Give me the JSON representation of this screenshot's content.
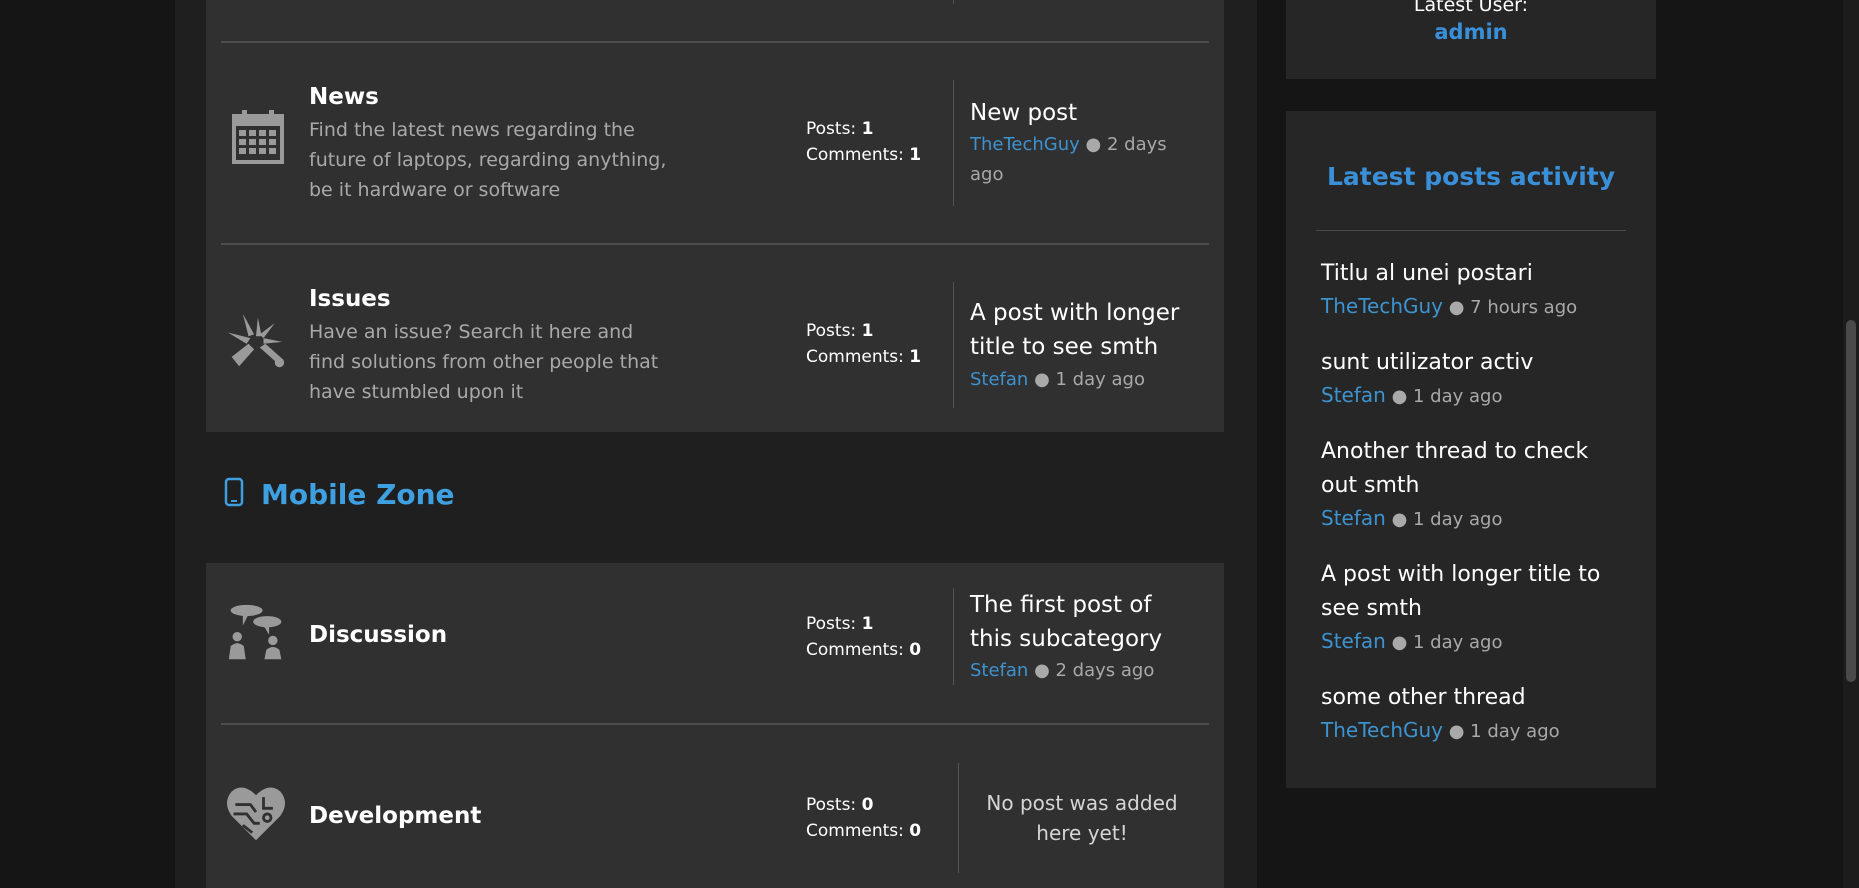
{
  "sidebar": {
    "latest_user_label": "Latest User:",
    "latest_user_name": "admin",
    "activity_heading": "Latest posts activity",
    "activity": [
      {
        "title": "Titlu al unei postari",
        "author": "TheTechGuy",
        "time": "● 7 hours ago"
      },
      {
        "title": "sunt utilizator activ",
        "author": "Stefan",
        "time": "● 1 day ago"
      },
      {
        "title": "Another thread to check out smth",
        "author": "Stefan",
        "time": "● 1 day ago"
      },
      {
        "title": "A post with longer title to see smth",
        "author": "Stefan",
        "time": "● 1 day ago"
      },
      {
        "title": "some other thread",
        "author": "TheTechGuy",
        "time": "● 1 day ago"
      }
    ]
  },
  "categories": [
    {
      "icon": "calendar-icon",
      "title": "News",
      "description": "Find the latest news regarding the future of laptops, regarding anything, be it hardware or software",
      "posts_label": "Posts:",
      "posts": "1",
      "comments_label": "Comments:",
      "comments": "1",
      "last_title": "New post",
      "last_author": "TheTechGuy",
      "last_time": "● 2 days ago"
    },
    {
      "icon": "broken-icon",
      "title": "Issues",
      "description": "Have an issue? Search it here and find solutions from other people that have stumbled upon it",
      "posts_label": "Posts:",
      "posts": "1",
      "comments_label": "Comments:",
      "comments": "1",
      "last_title": "A post with longer title to see smth",
      "last_author": "Stefan",
      "last_time": "● 1 day ago"
    }
  ],
  "mobile_zone": {
    "icon": "mobile-phone-icon",
    "title": "Mobile Zone",
    "items": [
      {
        "icon": "discussion-icon",
        "title": "Discussion",
        "posts_label": "Posts:",
        "posts": "1",
        "comments_label": "Comments:",
        "comments": "0",
        "last_title": "The first post of this subcategory",
        "last_author": "Stefan",
        "last_time": "● 2 days ago"
      },
      {
        "icon": "heart-circuit-icon",
        "title": "Development",
        "posts_label": "Posts:",
        "posts": "0",
        "comments_label": "Comments:",
        "comments": "0",
        "no_post": "No post was added here yet!"
      }
    ]
  },
  "colors": {
    "accent": "#3d93d0",
    "zone_title": "#3ea0e0",
    "panel": "#303030",
    "sidebar_panel": "#262626"
  }
}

▶ _WRITTEN TASK_
Except for the pictures, print the data above exactly.

▶ _PROBLEM SOLUTION_
Give me the JSON representation of this screenshot's content.
{
  "sidebar": {
    "latest_user_label": "Latest User:",
    "latest_user_name": "admin",
    "activity_heading": "Latest posts activity",
    "activity": [
      {
        "title": "Titlu al unei postari",
        "author": "TheTechGuy",
        "time": "● 7 hours ago"
      },
      {
        "title": "sunt utilizator activ",
        "author": "Stefan",
        "time": "● 1 day ago"
      },
      {
        "title": "Another thread to check out smth",
        "author": "Stefan",
        "time": "● 1 day ago"
      },
      {
        "title": "A post with longer title to see smth",
        "author": "Stefan",
        "time": "● 1 day ago"
      },
      {
        "title": "some other thread",
        "author": "TheTechGuy",
        "time": "● 1 day ago"
      }
    ]
  },
  "categories": [
    {
      "icon": "calendar-icon",
      "title": "News",
      "description": "Find the latest news regarding the future of laptops, regarding anything, be it hardware or software",
      "posts_label": "Posts:",
      "posts": "1",
      "comments_label": "Comments:",
      "comments": "1",
      "last_title": "New post",
      "last_author": "TheTechGuy",
      "last_time": "● 2 days ago"
    },
    {
      "icon": "broken-icon",
      "title": "Issues",
      "description": "Have an issue? Search it here and find solutions from other people that have stumbled upon it",
      "posts_label": "Posts:",
      "posts": "1",
      "comments_label": "Comments:",
      "comments": "1",
      "last_title": "A post with longer title to see smth",
      "last_author": "Stefan",
      "last_time": "● 1 day ago"
    }
  ],
  "mobile_zone": {
    "icon": "mobile-phone-icon",
    "title": "Mobile Zone",
    "items": [
      {
        "icon": "discussion-icon",
        "title": "Discussion",
        "posts_label": "Posts:",
        "posts": "1",
        "comments_label": "Comments:",
        "comments": "0",
        "last_title": "The first post of this subcategory",
        "last_author": "Stefan",
        "last_time": "● 2 days ago"
      },
      {
        "icon": "heart-circuit-icon",
        "title": "Development",
        "posts_label": "Posts:",
        "posts": "0",
        "comments_label": "Comments:",
        "comments": "0",
        "no_post": "No post was added here yet!"
      }
    ]
  },
  "colors": {
    "accent": "#3d93d0",
    "zone_title": "#3ea0e0",
    "panel": "#303030",
    "sidebar_panel": "#262626"
  }
}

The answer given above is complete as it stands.